(Collected data entries)
----
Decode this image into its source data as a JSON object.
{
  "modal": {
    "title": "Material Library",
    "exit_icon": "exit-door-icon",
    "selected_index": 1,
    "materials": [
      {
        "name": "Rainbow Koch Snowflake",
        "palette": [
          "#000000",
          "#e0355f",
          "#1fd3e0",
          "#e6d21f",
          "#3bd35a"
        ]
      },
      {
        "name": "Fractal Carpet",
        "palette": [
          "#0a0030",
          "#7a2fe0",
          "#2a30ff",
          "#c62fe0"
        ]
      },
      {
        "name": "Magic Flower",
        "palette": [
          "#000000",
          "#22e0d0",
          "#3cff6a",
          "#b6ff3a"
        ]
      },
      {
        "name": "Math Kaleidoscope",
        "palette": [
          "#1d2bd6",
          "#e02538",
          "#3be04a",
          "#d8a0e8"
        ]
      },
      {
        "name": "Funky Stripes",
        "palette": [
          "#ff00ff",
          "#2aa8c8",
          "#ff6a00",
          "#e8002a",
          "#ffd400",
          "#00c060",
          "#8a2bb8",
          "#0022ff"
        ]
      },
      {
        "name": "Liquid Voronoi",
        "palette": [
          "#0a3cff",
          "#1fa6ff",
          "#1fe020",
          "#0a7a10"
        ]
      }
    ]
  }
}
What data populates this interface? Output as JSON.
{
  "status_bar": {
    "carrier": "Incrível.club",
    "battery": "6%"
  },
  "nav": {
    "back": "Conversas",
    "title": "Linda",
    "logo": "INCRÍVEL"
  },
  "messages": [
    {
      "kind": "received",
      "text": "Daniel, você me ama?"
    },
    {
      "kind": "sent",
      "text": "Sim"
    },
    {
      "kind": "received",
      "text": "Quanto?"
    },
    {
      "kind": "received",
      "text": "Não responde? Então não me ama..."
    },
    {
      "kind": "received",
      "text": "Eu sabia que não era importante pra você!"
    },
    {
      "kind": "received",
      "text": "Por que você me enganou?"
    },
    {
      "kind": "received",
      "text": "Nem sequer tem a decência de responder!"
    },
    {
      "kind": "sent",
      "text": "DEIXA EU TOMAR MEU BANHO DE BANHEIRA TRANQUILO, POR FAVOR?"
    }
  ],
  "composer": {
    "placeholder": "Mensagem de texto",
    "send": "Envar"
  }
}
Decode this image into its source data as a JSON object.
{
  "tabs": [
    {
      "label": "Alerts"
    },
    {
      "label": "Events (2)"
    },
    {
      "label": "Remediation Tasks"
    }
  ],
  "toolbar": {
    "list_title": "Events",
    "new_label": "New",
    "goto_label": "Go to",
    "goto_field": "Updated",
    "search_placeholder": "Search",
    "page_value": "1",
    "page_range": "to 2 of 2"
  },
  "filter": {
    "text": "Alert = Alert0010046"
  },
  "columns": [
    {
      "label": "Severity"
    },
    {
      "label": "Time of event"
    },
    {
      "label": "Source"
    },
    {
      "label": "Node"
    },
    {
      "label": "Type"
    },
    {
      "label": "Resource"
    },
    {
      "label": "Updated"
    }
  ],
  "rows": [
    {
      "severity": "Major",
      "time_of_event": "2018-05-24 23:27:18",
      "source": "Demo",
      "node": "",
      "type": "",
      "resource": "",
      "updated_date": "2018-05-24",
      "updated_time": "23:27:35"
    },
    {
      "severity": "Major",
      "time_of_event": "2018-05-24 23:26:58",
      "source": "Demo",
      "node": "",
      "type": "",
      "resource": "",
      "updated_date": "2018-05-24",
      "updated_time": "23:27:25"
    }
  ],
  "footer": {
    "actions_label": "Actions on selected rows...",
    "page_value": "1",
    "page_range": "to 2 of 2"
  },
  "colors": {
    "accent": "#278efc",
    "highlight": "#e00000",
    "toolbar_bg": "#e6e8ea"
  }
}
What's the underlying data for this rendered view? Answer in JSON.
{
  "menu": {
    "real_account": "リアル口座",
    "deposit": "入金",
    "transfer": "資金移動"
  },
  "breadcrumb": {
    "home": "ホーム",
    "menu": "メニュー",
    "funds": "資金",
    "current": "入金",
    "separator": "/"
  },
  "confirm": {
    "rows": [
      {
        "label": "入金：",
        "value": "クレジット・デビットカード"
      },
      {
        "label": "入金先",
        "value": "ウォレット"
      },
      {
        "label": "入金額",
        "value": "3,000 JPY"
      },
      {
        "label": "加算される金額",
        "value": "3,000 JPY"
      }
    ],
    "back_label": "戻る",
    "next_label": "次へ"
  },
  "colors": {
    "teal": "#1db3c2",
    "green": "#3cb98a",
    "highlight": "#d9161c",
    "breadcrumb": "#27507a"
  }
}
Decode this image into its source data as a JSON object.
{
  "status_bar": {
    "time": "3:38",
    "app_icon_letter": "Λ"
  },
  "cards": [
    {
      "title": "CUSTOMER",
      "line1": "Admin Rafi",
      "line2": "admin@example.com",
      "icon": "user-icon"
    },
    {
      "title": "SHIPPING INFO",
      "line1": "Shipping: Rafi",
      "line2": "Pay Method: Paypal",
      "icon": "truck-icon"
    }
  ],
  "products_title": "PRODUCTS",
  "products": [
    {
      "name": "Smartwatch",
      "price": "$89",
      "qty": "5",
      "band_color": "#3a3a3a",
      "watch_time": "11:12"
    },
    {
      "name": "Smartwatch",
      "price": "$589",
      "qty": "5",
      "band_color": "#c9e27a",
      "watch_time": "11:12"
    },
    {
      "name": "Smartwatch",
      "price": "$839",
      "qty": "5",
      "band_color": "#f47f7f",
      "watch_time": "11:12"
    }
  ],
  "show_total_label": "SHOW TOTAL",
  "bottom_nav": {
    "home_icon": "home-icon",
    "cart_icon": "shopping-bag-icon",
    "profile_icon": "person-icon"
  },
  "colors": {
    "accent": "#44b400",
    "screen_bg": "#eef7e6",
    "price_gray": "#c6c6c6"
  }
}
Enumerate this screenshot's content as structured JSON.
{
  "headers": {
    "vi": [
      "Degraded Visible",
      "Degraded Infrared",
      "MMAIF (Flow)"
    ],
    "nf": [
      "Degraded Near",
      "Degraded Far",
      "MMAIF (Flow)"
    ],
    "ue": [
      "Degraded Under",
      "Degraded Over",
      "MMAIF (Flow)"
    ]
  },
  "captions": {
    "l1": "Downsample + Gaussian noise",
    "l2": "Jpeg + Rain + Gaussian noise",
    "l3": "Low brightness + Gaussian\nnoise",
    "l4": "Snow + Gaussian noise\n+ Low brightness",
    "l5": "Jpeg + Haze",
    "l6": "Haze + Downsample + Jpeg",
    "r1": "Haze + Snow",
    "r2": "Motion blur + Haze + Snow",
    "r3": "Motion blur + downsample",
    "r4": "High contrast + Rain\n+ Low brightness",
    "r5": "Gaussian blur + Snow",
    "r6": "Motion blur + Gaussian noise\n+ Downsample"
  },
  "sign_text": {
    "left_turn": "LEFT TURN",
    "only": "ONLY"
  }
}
----
**Task instructions:** Return every entry exactly as given.

**Reply to the exercise:**
Decode this image into its source data as a JSON object.
{
  "modal": {
    "title": "Material Library",
    "exit_icon": "exit-door-icon",
    "selected_index": 1,
    "materials": [
      {
        "name": "Rainbow Koch Snowflake",
        "palette": [
          "#000000",
          "#e0355f",
          "#1fd3e0",
          "#e6d21f",
          "#3bd35a"
        ]
      },
      {
        "name": "Fractal Carpet",
        "palette": [
          "#0a0030",
          "#7a2fe0",
          "#2a30ff",
          "#c62fe0"
        ]
      },
      {
        "name": "Magic Flower",
        "palette": [
          "#000000",
          "#22e0d0",
          "#3cff6a",
          "#b6ff3a"
        ]
      },
      {
        "name": "Math Kaleidoscope",
        "palette": [
          "#1d2bd6",
          "#e02538",
          "#3be04a",
          "#d8a0e8"
        ]
      },
      {
        "name": "Funky Stripes",
        "palette": [
          "#ff00ff",
          "#2aa8c8",
          "#ff6a00",
          "#e8002a",
          "#ffd400",
          "#00c060",
          "#8a2bb8",
          "#0022ff"
        ]
      },
      {
        "name": "Liquid Voronoi",
        "palette": [
          "#0a3cff",
          "#1fa6ff",
          "#1fe020",
          "#0a7a10"
        ]
      }
    ]
  }
}
What data populates this interface? Output as JSON.
{
  "status_bar": {
    "carrier": "Incrível.club",
    "battery": "6%"
  },
  "nav": {
    "back": "Conversas",
    "title": "Linda",
    "logo": "INCRÍVEL"
  },
  "messages": [
    {
      "kind": "received",
      "text": "Daniel, você me ama?"
    },
    {
      "kind": "sent",
      "text": "Sim"
    },
    {
      "kind": "received",
      "text": "Quanto?"
    },
    {
      "kind": "received",
      "text": "Não responde? Então não me ama..."
    },
    {
      "kind": "received",
      "text": "Eu sabia que não era importante pra você!"
    },
    {
      "kind": "received",
      "text": "Por que você me enganou?"
    },
    {
      "kind": "received",
      "text": "Nem sequer tem a decência de responder!"
    },
    {
      "kind": "sent",
      "text": "DEIXA EU TOMAR MEU BANHO DE BANHEIRA TRANQUILO, POR FAVOR?"
    }
  ],
  "composer": {
    "placeholder": "Mensagem de texto",
    "send": "Envar"
  }
}
Decode this image into its source data as a JSON object.
{
  "tabs": [
    {
      "label": "Alerts"
    },
    {
      "label": "Events (2)"
    },
    {
      "label": "Remediation Tasks"
    }
  ],
  "toolbar": {
    "list_title": "Events",
    "new_label": "New",
    "goto_label": "Go to",
    "goto_field": "Updated",
    "search_placeholder": "Search",
    "page_value": "1",
    "page_range": "to 2 of 2"
  },
  "filter": {
    "text": "Alert = Alert0010046"
  },
  "columns": [
    {
      "label": "Severity"
    },
    {
      "label": "Time of event"
    },
    {
      "label": "Source"
    },
    {
      "label": "Node"
    },
    {
      "label": "Type"
    },
    {
      "label": "Resource"
    },
    {
      "label": "Updated"
    }
  ],
  "rows": [
    {
      "severity": "Major",
      "time_of_event": "2018-05-24 23:27:18",
      "source": "Demo",
      "node": "",
      "type": "",
      "resource": "",
      "updated_date": "2018-05-24",
      "updated_time": "23:27:35"
    },
    {
      "severity": "Major",
      "time_of_event": "2018-05-24 23:26:58",
      "source": "Demo",
      "node": "",
      "type": "",
      "resource": "",
      "updated_date": "2018-05-24",
      "updated_time": "23:27:25"
    }
  ],
  "footer": {
    "actions_label": "Actions on selected rows...",
    "page_value": "1",
    "page_range": "to 2 of 2"
  },
  "colors": {
    "accent": "#278efc",
    "highlight": "#e00000",
    "toolbar_bg": "#e6e8ea"
  }
}
What's the underlying data for this rendered view? Answer in JSON.
{
  "menu": {
    "real_account": "リアル口座",
    "deposit": "入金",
    "transfer": "資金移動"
  },
  "breadcrumb": {
    "home": "ホーム",
    "menu": "メニュー",
    "funds": "資金",
    "current": "入金",
    "separator": "/"
  },
  "confirm": {
    "rows": [
      {
        "label": "入金：",
        "value": "クレジット・デビットカード"
      },
      {
        "label": "入金先",
        "value": "ウォレット"
      },
      {
        "label": "入金額",
        "value": "3,000 JPY"
      },
      {
        "label": "加算される金額",
        "value": "3,000 JPY"
      }
    ],
    "back_label": "戻る",
    "next_label": "次へ"
  },
  "colors": {
    "teal": "#1db3c2",
    "green": "#3cb98a",
    "highlight": "#d9161c",
    "breadcrumb": "#27507a"
  }
}
Decode this image into its source data as a JSON object.
{
  "status_bar": {
    "time": "3:38",
    "app_icon_letter": "Λ"
  },
  "cards": [
    {
      "title": "CUSTOMER",
      "line1": "Admin Rafi",
      "line2": "admin@example.com",
      "icon": "user-icon"
    },
    {
      "title": "SHIPPING INFO",
      "line1": "Shipping: Rafi",
      "line2": "Pay Method: Paypal",
      "icon": "truck-icon"
    }
  ],
  "products_title": "PRODUCTS",
  "products": [
    {
      "name": "Smartwatch",
      "price": "$89",
      "qty": "5",
      "band_color": "#3a3a3a",
      "watch_time": "11:12"
    },
    {
      "name": "Smartwatch",
      "price": "$589",
      "qty": "5",
      "band_color": "#c9e27a",
      "watch_time": "11:12"
    },
    {
      "name": "Smartwatch",
      "price": "$839",
      "qty": "5",
      "band_color": "#f47f7f",
      "watch_time": "11:12"
    }
  ],
  "show_total_label": "SHOW TOTAL",
  "bottom_nav": {
    "home_icon": "home-icon",
    "cart_icon": "shopping-bag-icon",
    "profile_icon": "person-icon"
  },
  "colors": {
    "accent": "#44b400",
    "screen_bg": "#eef7e6",
    "price_gray": "#c6c6c6"
  }
}
Enumerate this screenshot's content as structured JSON.
{
  "headers": {
    "vi": [
      "Degraded Visible",
      "Degraded Infrared",
      "MMAIF (Flow)"
    ],
    "nf": [
      "Degraded Near",
      "Degraded Far",
      "MMAIF (Flow)"
    ],
    "ue": [
      "Degraded Under",
      "Degraded Over",
      "MMAIF (Flow)"
    ]
  },
  "captions": {
    "l1": "Downsample + Gaussian noise",
    "l2": "Jpeg + Rain + Gaussian noise",
    "l3": "Low brightness + Gaussian\nnoise",
    "l4": "Snow + Gaussian noise\n+ Low brightness",
    "l5": "Jpeg + Haze",
    "l6": "Haze + Downsample + Jpeg",
    "r1": "Haze + Snow",
    "r2": "Motion blur + Haze + Snow",
    "r3": "Motion blur + downsample",
    "r4": "High contrast + Rain\n+ Low brightness",
    "r5": "Gaussian blur + Snow",
    "r6": "Motion blur + Gaussian noise\n+ Downsample"
  },
  "sign_text": {
    "left_turn": "LEFT TURN",
    "only": "ONLY"
  }
}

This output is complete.